--- Input records ---
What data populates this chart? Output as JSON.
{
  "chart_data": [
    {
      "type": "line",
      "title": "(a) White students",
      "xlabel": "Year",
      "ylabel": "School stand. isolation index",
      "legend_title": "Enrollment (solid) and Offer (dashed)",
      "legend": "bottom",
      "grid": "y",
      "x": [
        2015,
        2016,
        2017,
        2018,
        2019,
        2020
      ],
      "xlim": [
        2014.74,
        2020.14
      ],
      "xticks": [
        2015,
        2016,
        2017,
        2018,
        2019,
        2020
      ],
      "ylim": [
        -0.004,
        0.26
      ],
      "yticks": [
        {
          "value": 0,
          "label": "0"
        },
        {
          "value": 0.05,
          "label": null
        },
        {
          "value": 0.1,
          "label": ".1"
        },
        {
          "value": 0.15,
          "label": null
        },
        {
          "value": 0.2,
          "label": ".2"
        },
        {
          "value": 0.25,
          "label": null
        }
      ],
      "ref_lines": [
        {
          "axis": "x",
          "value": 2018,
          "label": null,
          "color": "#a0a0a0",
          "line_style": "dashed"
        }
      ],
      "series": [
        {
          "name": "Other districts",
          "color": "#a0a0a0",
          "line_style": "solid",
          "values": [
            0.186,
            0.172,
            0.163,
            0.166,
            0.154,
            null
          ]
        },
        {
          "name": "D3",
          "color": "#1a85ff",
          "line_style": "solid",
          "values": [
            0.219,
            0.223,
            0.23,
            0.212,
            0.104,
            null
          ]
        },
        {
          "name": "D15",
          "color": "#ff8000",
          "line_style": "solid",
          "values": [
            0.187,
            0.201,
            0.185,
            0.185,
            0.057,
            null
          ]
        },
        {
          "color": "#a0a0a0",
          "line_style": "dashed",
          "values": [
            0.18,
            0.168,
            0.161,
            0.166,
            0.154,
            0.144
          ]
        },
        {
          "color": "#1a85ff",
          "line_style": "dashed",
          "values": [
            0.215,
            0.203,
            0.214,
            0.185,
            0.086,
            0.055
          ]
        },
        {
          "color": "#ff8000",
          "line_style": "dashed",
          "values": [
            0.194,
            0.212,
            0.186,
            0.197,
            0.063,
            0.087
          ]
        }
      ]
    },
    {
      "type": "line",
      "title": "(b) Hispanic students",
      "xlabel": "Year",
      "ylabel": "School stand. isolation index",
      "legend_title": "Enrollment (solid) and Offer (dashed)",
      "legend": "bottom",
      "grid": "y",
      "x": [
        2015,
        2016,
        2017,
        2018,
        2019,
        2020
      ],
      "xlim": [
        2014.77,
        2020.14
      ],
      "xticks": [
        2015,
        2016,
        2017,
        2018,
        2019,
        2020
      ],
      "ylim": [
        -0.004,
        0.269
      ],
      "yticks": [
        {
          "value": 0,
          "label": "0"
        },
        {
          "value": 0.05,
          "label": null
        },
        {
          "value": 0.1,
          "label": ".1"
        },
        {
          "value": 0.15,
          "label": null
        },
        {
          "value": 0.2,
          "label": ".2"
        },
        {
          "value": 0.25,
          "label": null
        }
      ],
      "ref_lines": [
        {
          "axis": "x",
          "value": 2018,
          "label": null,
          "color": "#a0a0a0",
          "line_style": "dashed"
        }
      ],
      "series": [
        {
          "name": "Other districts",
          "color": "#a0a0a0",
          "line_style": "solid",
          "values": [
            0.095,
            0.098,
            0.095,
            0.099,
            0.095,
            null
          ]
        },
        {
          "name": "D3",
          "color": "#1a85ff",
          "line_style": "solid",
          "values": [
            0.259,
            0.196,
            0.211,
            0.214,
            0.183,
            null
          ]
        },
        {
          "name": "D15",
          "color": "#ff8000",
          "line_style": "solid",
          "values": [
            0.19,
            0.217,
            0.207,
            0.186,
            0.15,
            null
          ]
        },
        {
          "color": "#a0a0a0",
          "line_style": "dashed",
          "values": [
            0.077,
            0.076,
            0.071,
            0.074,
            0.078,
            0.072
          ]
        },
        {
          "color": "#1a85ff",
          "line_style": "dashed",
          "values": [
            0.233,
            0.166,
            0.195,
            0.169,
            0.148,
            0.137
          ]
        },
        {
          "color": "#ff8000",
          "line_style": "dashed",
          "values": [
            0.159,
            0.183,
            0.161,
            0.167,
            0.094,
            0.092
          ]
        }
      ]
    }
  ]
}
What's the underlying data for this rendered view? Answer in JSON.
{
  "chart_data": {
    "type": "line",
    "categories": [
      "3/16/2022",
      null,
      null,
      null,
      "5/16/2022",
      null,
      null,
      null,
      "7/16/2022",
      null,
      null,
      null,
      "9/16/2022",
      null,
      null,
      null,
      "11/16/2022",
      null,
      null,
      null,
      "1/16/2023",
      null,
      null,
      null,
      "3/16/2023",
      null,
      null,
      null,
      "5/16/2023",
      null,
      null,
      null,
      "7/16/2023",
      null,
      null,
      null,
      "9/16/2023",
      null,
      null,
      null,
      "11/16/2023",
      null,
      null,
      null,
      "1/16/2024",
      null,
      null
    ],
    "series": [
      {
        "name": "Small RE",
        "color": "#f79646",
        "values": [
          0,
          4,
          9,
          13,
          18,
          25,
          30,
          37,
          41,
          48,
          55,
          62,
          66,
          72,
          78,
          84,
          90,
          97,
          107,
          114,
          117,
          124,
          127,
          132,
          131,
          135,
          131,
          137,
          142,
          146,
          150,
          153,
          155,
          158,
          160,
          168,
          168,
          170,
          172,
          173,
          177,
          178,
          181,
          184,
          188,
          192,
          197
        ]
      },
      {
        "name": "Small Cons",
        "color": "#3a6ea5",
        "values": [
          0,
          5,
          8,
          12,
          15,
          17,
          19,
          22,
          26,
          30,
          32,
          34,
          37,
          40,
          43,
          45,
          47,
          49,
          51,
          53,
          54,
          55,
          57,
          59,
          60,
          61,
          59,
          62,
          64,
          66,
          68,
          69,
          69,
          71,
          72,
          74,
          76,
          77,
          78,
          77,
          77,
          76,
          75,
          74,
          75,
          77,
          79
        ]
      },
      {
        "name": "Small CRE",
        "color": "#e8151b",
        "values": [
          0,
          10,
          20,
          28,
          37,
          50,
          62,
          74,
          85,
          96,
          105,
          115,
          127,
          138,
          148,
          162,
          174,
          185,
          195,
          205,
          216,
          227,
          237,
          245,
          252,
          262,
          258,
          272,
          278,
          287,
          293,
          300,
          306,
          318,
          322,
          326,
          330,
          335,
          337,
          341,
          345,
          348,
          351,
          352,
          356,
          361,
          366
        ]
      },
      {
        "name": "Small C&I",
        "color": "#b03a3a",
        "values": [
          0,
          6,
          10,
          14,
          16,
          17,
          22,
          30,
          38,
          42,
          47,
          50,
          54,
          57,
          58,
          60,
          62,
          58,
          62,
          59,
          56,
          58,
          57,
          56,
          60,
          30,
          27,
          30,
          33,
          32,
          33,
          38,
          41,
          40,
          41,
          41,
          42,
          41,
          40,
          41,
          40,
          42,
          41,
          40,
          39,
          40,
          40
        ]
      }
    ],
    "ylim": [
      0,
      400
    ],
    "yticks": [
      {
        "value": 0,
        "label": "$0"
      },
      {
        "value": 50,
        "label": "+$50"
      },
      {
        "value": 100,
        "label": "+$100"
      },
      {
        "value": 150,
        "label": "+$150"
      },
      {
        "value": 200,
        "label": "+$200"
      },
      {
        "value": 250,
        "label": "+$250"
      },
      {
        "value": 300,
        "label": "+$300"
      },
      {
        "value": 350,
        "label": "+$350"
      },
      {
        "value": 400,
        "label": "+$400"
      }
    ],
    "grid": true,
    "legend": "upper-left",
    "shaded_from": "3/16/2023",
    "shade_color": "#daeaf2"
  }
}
---
Output the entries verbatim.

What data populates this chart? Output as JSON.
{
  "chart_data": [
    {
      "type": "line",
      "title": "(a) White students",
      "xlabel": "Year",
      "ylabel": "School stand. isolation index",
      "legend_title": "Enrollment (solid) and Offer (dashed)",
      "legend": "bottom",
      "grid": "y",
      "x": [
        2015,
        2016,
        2017,
        2018,
        2019,
        2020
      ],
      "xlim": [
        2014.74,
        2020.14
      ],
      "xticks": [
        2015,
        2016,
        2017,
        2018,
        2019,
        2020
      ],
      "ylim": [
        -0.004,
        0.26
      ],
      "yticks": [
        {
          "value": 0,
          "label": "0"
        },
        {
          "value": 0.05,
          "label": null
        },
        {
          "value": 0.1,
          "label": ".1"
        },
        {
          "value": 0.15,
          "label": null
        },
        {
          "value": 0.2,
          "label": ".2"
        },
        {
          "value": 0.25,
          "label": null
        }
      ],
      "ref_lines": [
        {
          "axis": "x",
          "value": 2018,
          "label": null,
          "color": "#a0a0a0",
          "line_style": "dashed"
        }
      ],
      "series": [
        {
          "name": "Other districts",
          "color": "#a0a0a0",
          "line_style": "solid",
          "values": [
            0.186,
            0.172,
            0.163,
            0.166,
            0.154,
            null
          ]
        },
        {
          "name": "D3",
          "color": "#1a85ff",
          "line_style": "solid",
          "values": [
            0.219,
            0.223,
            0.23,
            0.212,
            0.104,
            null
          ]
        },
        {
          "name": "D15",
          "color": "#ff8000",
          "line_style": "solid",
          "values": [
            0.187,
            0.201,
            0.185,
            0.185,
            0.057,
            null
          ]
        },
        {
          "color": "#a0a0a0",
          "line_style": "dashed",
          "values": [
            0.18,
            0.168,
            0.161,
            0.166,
            0.154,
            0.144
          ]
        },
        {
          "color": "#1a85ff",
          "line_style": "dashed",
          "values": [
            0.215,
            0.203,
            0.214,
            0.185,
            0.086,
            0.055
          ]
        },
        {
          "color": "#ff8000",
          "line_style": "dashed",
          "values": [
            0.194,
            0.212,
            0.186,
            0.197,
            0.063,
            0.087
          ]
        }
      ]
    },
    {
      "type": "line",
      "title": "(b) Hispanic students",
      "xlabel": "Year",
      "ylabel": "School stand. isolation index",
      "legend_title": "Enrollment (solid) and Offer (dashed)",
      "legend": "bottom",
      "grid": "y",
      "x": [
        2015,
        2016,
        2017,
        2018,
        2019,
        2020
      ],
      "xlim": [
        2014.77,
        2020.14
      ],
      "xticks": [
        2015,
        2016,
        2017,
        2018,
        2019,
        2020
      ],
      "ylim": [
        -0.004,
        0.269
      ],
      "yticks": [
        {
          "value": 0,
          "label": "0"
        },
        {
          "value": 0.05,
          "label": null
        },
        {
          "value": 0.1,
          "label": ".1"
        },
        {
          "value": 0.15,
          "label": null
        },
        {
          "value": 0.2,
          "label": ".2"
        },
        {
          "value": 0.25,
          "label": null
        }
      ],
      "ref_lines": [
        {
          "axis": "x",
          "value": 2018,
          "label": null,
          "color": "#a0a0a0",
          "line_style": "dashed"
        }
      ],
      "series": [
        {
          "name": "Other districts",
          "color": "#a0a0a0",
          "line_style": "solid",
          "values": [
            0.095,
            0.098,
            0.095,
            0.099,
            0.095,
            null
          ]
        },
        {
          "name": "D3",
          "color": "#1a85ff",
          "line_style": "solid",
          "values": [
            0.259,
            0.196,
            0.211,
            0.214,
            0.183,
            null
          ]
        },
        {
          "name": "D15",
          "color": "#ff8000",
          "line_style": "solid",
          "values": [
            0.19,
            0.217,
            0.207,
            0.186,
            0.15,
            null
          ]
        },
        {
          "color": "#a0a0a0",
          "line_style": "dashed",
          "values": [
            0.077,
            0.076,
            0.071,
            0.074,
            0.078,
            0.072
          ]
        },
        {
          "color": "#1a85ff",
          "line_style": "dashed",
          "values": [
            0.233,
            0.166,
            0.195,
            0.169,
            0.148,
            0.137
          ]
        },
        {
          "color": "#ff8000",
          "line_style": "dashed",
          "values": [
            0.159,
            0.183,
            0.161,
            0.167,
            0.094,
            0.092
          ]
        }
      ]
    }
  ]
}
What's the underlying data for this rendered view? Answer in JSON.
{
  "chart_data": {
    "type": "line",
    "categories": [
      "3/16/2022",
      null,
      null,
      null,
      "5/16/2022",
      null,
      null,
      null,
      "7/16/2022",
      null,
      null,
      null,
      "9/16/2022",
      null,
      null,
      null,
      "11/16/2022",
      null,
      null,
      null,
      "1/16/2023",
      null,
      null,
      null,
      "3/16/2023",
      null,
      null,
      null,
      "5/16/2023",
      null,
      null,
      null,
      "7/16/2023",
      null,
      null,
      null,
      "9/16/2023",
      null,
      null,
      null,
      "11/16/2023",
      null,
      null,
      null,
      "1/16/2024",
      null,
      null
    ],
    "series": [
      {
        "name": "Small RE",
        "color": "#f79646",
        "values": [
          0,
          4,
          9,
          13,
          18,
          25,
          30,
          37,
          41,
          48,
          55,
          62,
          66,
          72,
          78,
          84,
          90,
          97,
          107,
          114,
          117,
          124,
          127,
          132,
          131,
          135,
          131,
          137,
          142,
          146,
          150,
          153,
          155,
          158,
          160,
          168,
          168,
          170,
          172,
          173,
          177,
          178,
          181,
          184,
          188,
          192,
          197
        ]
      },
      {
        "name": "Small Cons",
        "color": "#3a6ea5",
        "values": [
          0,
          5,
          8,
          12,
          15,
          17,
          19,
          22,
          26,
          30,
          32,
          34,
          37,
          40,
          43,
          45,
          47,
          49,
          51,
          53,
          54,
          55,
          57,
          59,
          60,
          61,
          59,
          62,
          64,
          66,
          68,
          69,
          69,
          71,
          72,
          74,
          76,
          77,
          78,
          77,
          77,
          76,
          75,
          74,
          75,
          77,
          79
        ]
      },
      {
        "name": "Small CRE",
        "color": "#e8151b",
        "values": [
          0,
          10,
          20,
          28,
          37,
          50,
          62,
          74,
          85,
          96,
          105,
          115,
          127,
          138,
          148,
          162,
          174,
          185,
          195,
          205,
          216,
          227,
          237,
          245,
          252,
          262,
          258,
          272,
          278,
          287,
          293,
          300,
          306,
          318,
          322,
          326,
          330,
          335,
          337,
          341,
          345,
          348,
          351,
          352,
          356,
          361,
          366
        ]
      },
      {
        "name": "Small C&I",
        "color": "#b03a3a",
        "values": [
          0,
          6,
          10,
          14,
          16,
          17,
          22,
          30,
          38,
          42,
          47,
          50,
          54,
          57,
          58,
          60,
          62,
          58,
          62,
          59,
          56,
          58,
          57,
          56,
          60,
          30,
          27,
          30,
          33,
          32,
          33,
          38,
          41,
          40,
          41,
          41,
          42,
          41,
          40,
          41,
          40,
          42,
          41,
          40,
          39,
          40,
          40
        ]
      }
    ],
    "ylim": [
      0,
      400
    ],
    "yticks": [
      {
        "value": 0,
        "label": "$0"
      },
      {
        "value": 50,
        "label": "+$50"
      },
      {
        "value": 100,
        "label": "+$100"
      },
      {
        "value": 150,
        "label": "+$150"
      },
      {
        "value": 200,
        "label": "+$200"
      },
      {
        "value": 250,
        "label": "+$250"
      },
      {
        "value": 300,
        "label": "+$300"
      },
      {
        "value": 350,
        "label": "+$350"
      },
      {
        "value": 400,
        "label": "+$400"
      }
    ],
    "grid": true,
    "legend": "upper-left",
    "shaded_from": "3/16/2023",
    "shade_color": "#daeaf2"
  }
}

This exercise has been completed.